DATA FOR PROCESSING start

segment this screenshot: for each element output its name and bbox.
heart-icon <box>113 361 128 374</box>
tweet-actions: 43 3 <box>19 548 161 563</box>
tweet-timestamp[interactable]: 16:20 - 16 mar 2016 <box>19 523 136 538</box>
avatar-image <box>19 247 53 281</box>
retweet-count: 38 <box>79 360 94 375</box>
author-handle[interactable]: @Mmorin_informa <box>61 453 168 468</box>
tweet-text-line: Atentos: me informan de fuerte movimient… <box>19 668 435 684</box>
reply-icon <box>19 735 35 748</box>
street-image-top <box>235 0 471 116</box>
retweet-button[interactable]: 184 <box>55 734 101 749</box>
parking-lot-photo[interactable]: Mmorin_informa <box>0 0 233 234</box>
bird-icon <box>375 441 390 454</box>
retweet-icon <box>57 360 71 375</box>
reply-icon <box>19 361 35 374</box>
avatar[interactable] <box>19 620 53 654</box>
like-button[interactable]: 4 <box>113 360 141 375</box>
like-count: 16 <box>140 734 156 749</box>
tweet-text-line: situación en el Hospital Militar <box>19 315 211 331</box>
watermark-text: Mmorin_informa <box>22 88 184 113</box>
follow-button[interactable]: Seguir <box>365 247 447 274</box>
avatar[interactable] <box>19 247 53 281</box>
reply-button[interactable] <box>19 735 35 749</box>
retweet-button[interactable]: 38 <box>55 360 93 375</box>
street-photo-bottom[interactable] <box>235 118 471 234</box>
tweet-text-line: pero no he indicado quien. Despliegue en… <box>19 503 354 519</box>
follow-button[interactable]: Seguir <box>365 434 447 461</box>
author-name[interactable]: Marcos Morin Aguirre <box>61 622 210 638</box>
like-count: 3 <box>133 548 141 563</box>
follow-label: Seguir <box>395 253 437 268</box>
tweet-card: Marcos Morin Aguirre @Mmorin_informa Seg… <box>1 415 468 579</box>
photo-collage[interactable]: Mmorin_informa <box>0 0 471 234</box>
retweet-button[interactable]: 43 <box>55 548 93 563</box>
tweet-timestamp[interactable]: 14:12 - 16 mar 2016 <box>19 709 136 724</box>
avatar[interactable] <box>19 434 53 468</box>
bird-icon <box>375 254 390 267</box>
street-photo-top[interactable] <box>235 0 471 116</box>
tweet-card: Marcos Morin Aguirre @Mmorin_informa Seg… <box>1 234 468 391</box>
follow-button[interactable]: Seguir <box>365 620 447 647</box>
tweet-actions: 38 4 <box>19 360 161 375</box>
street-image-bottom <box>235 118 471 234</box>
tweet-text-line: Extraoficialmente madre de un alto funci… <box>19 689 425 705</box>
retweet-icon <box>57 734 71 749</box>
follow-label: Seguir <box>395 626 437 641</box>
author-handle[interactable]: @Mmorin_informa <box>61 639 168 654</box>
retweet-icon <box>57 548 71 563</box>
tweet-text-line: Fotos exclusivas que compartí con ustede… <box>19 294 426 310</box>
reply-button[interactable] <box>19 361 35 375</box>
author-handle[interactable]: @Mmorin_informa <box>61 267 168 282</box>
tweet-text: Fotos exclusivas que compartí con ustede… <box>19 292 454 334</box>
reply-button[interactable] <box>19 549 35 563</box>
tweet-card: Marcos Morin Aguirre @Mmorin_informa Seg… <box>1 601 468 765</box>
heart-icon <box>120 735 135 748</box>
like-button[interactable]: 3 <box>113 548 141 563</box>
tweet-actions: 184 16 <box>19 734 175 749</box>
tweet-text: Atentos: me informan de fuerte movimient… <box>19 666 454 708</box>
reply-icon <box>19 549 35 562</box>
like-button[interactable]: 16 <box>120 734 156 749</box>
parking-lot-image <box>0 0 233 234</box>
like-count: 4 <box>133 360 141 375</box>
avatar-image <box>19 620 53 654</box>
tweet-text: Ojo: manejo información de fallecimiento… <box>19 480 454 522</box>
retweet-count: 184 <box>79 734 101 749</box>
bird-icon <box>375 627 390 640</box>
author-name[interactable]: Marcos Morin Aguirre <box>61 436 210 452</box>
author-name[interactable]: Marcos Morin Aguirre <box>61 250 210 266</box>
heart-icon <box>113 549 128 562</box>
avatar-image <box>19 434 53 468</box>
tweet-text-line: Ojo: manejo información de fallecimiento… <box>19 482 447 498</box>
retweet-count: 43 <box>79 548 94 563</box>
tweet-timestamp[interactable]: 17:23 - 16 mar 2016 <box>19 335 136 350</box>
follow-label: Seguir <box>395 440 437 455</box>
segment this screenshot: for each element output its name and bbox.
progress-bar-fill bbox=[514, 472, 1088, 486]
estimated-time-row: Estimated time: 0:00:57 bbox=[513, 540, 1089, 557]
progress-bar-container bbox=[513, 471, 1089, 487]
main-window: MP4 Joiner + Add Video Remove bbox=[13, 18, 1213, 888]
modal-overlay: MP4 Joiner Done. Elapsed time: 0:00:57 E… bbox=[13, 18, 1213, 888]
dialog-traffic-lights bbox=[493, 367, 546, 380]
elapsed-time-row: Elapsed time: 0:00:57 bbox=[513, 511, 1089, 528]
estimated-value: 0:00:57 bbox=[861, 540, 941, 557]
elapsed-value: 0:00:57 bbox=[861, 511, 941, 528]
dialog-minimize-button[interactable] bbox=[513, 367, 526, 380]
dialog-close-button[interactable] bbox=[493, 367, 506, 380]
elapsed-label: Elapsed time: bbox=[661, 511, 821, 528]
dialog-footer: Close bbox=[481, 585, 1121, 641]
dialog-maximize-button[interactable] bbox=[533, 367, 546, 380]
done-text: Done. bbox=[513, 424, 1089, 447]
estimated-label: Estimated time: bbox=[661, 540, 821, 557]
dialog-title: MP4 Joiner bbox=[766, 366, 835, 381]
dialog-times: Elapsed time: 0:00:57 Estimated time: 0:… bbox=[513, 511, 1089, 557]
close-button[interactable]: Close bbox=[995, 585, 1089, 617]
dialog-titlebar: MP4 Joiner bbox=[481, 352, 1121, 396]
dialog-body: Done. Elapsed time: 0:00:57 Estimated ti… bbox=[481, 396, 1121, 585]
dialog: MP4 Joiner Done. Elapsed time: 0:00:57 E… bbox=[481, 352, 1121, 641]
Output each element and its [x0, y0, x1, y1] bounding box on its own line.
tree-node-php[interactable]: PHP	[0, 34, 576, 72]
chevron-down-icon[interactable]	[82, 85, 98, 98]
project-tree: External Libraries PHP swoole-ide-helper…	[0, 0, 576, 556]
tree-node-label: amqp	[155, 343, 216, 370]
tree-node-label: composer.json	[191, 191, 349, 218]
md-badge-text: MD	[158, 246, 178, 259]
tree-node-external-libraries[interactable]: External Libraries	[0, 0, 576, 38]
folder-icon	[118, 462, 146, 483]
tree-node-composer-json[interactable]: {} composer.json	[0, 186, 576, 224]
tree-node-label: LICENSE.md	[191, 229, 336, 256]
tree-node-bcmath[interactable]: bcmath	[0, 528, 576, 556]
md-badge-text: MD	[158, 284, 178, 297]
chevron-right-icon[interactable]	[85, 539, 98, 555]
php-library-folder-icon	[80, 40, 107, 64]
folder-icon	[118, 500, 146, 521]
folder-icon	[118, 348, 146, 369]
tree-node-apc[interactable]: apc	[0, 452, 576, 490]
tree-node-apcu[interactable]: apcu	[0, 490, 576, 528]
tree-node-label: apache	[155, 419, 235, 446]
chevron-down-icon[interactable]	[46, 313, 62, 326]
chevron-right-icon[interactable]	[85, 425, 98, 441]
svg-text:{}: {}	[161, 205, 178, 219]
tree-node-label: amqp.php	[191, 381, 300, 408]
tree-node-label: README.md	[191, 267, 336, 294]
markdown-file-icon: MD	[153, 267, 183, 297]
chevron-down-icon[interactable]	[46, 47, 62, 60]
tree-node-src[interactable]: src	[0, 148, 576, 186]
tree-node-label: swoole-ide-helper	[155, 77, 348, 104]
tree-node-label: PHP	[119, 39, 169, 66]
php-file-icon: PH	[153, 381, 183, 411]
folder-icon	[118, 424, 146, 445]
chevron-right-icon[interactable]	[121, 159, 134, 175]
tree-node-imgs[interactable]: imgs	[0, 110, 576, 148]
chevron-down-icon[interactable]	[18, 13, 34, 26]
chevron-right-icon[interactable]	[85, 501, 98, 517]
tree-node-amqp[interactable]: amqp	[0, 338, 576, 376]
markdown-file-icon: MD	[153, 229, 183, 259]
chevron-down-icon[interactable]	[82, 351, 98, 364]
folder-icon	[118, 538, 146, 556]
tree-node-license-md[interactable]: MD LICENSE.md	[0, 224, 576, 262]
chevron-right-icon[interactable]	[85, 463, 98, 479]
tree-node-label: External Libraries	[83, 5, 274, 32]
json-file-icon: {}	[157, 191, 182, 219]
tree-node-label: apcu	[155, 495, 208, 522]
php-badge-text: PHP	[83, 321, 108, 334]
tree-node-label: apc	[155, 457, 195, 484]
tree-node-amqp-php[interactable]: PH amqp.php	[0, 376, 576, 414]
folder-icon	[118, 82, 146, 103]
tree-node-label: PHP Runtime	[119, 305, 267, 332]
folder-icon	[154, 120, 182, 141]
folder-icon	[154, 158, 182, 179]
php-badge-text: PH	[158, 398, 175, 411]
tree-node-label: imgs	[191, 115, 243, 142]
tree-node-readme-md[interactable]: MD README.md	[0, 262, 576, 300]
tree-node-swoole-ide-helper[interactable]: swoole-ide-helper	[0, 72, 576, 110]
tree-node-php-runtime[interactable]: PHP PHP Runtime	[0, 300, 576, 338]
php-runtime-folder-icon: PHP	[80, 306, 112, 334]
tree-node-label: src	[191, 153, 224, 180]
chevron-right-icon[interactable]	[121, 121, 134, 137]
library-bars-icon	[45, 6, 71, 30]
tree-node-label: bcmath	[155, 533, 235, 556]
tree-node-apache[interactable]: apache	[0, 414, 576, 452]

DATA FOR PROCESSING end

> **WRITTEN TASK**
Render the items from the start through the line containing "retweet-count: 38 <box>79 360 94 375</box>" as a numbered list, including both ends and leaving out any blank lines.

> **THE REPLY**
1. segment this screenshot: for each element output its name and bbox.
2. heart-icon <box>113 361 128 374</box>
3. tweet-actions: 43 3 <box>19 548 161 563</box>
4. tweet-timestamp[interactable]: 16:20 - 16 mar 2016 <box>19 523 136 538</box>
5. avatar-image <box>19 247 53 281</box>
6. retweet-count: 38 <box>79 360 94 375</box>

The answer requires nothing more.